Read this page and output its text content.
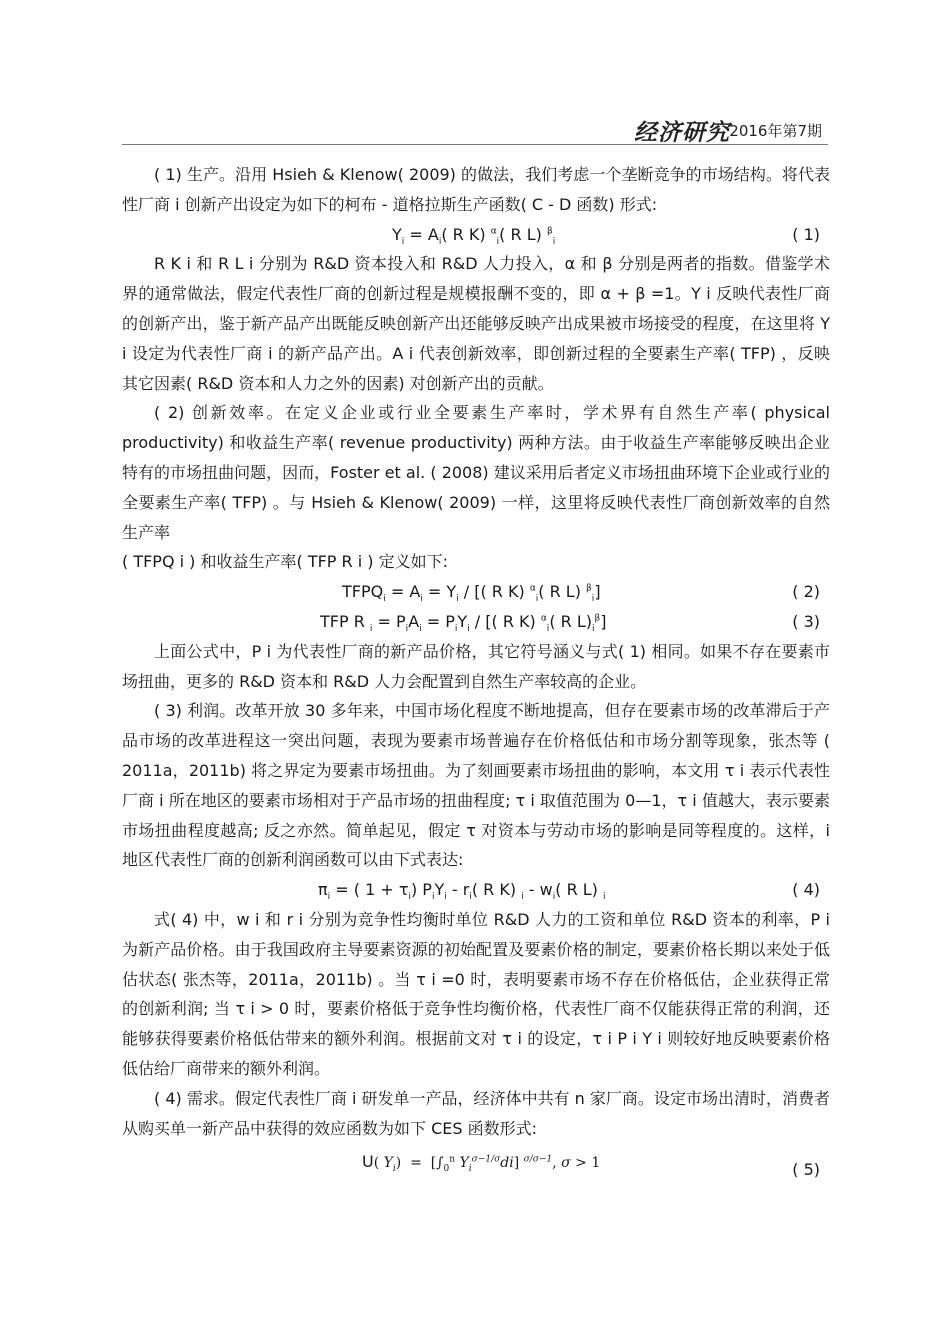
经济研究 2016年第7期

( 1) 生产。沿用 Hsieh & Klenow( 2009) 的做法，我们考虑一个垄断竞争的市场结构。将代表性厂商 i 创新产出设定为如下的柯布 - 道格拉斯生产函数( C - D 函数) 形式:

$Y_i = A_i$( R K) $^\alpha_i$( R L) $^\beta_i$	( 1)

R K i 和 R L i 分别为 R&D 资本投入和 R&D 人力投入，α 和 β 分别是两者的指数。借鉴学术界的通常做法，假定代表性厂商的创新过程是规模报酬不变的，即 α + β =1。Y i 反映代表性厂商的创新产出，鉴于新产品产出既能反映创新产出还能够反映产出成果被市场接受的程度，在这里将 Y i 设定为代表性厂商 i 的新产品产出。A i 代表创新效率，即创新过程的全要素生产率( TFP) ，反映其它因素( R&D 资本和人力之外的因素) 对创新产出的贡献。

( 2) 创新效率。在定义企业或行业全要素生产率时，学术界有自然生产率( physical productivity) 和收益生产率( revenue productivity) 两种方法。由于收益生产率能够反映出企业特有的市场扭曲问题，因而，Foster et al. ( 2008) 建议采用后者定义市场扭曲环境下企业或行业的全要素生产率( TFP) 。与 Hsieh & Klenow( 2009) 一样，这里将反映代表性厂商创新效率的自然生产率

( TFPQ i ) 和收益生产率( TFP R i ) 定义如下:

$TFPQ_i = A_i = Y_i$ / [( R K) $^\alpha_i$( R L) $^\beta_i$]	( 2)
TFP R $_i = P_iA_i = P_iY_i$ / [( R K) $^\alpha_i$( R $L)_i^\beta$]	( 3)

上面公式中，P i 为代表性厂商的新产品价格，其它符号涵义与式( 1) 相同。如果不存在要素市场扭曲，更多的 R&D 资本和 R&D 人力会配置到自然生产率较高的企业。

( 3) 利润。改革开放 30 多年来，中国市场化程度不断地提高，但存在要素市场的改革滞后于产品市场的改革进程这一突出问题，表现为要素市场普遍存在价格低估和市场分割等现象，张杰等 ( 2011a，2011b) 将之界定为要素市场扭曲。为了刻画要素市场扭曲的影响，本文用 τ i 表示代表性厂商 i 所在地区的要素市场相对于产品市场的扭曲程度; τ i 取值范围为 0—1，τ i 值越大，表示要素市场扭曲程度越高; 反之亦然。简单起见，假定 τ 对资本与劳动市场的影响是同等程度的。这样，i 地区代表性厂商的创新利润函数可以由下式表达:

$\pi_i$ = ( $1 + \tau_i$) $P_iY_i - r_i$( R K) $_i - w_i$( R L) $_i$	( 4)

式( 4) 中，w i 和 r i 分别为竞争性均衡时单位 R&D 人力的工资和单位 R&D 资本的利率，P i 为新产品价格。由于我国政府主导要素资源的初始配置及要素价格的制定，要素价格长期以来处于低估状态( 张杰等，2011a，2011b) 。当 τ i =0 时，表明要素市场不存在价格低估，企业获得正常的创新利润; 当 τ i > 0 时，要素价格低于竞争性均衡价格，代表性厂商不仅能获得正常的利润，还能够获得要素价格低估带来的额外利润。根据前文对 τ i 的设定，τ i P i Y i 则较好地反映要素价格低估给厂商带来的额外利润。

( 4) 需求。假定代表性厂商 i 研发单一产品，经济体中共有 n 家厂商。设定市场出清时，消费者从购买单一新产品中获得的效应函数为如下 CES 函数形式:

U( $Y_i) = [\int_0^n$ $Y_i^{\sigma-1/\sigma}di$] $^{\sigma/\sigma-1}$, σ > 1	( 5)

_Brief_
Collect, from the material above, every line containing the word "Klenow".

_The completed task_
( 1) 生产。沿用 Hsieh & Klenow( 2009) 的做法，我们考虑一个垄断竞争的市场结构。将代表性厂商 i 创新产出设定为如下的柯布 - 道格拉斯生产函数( C - D 函数) 形式:
( 2) 创新效率。在定义企业或行业全要素生产率时，学术界有自然生产率( physical productivity) 和收益生产率( revenue productivity) 两种方法。由于收益生产率能够反映出企业特有的市场扭曲问题，因而，Foster et al. ( 2008) 建议采用后者定义市场扭曲环境下企业或行业的全要素生产率( TFP) 。与 Hsieh & Klenow( 2009) 一样，这里将反映代表性厂商创新效率的自然生产率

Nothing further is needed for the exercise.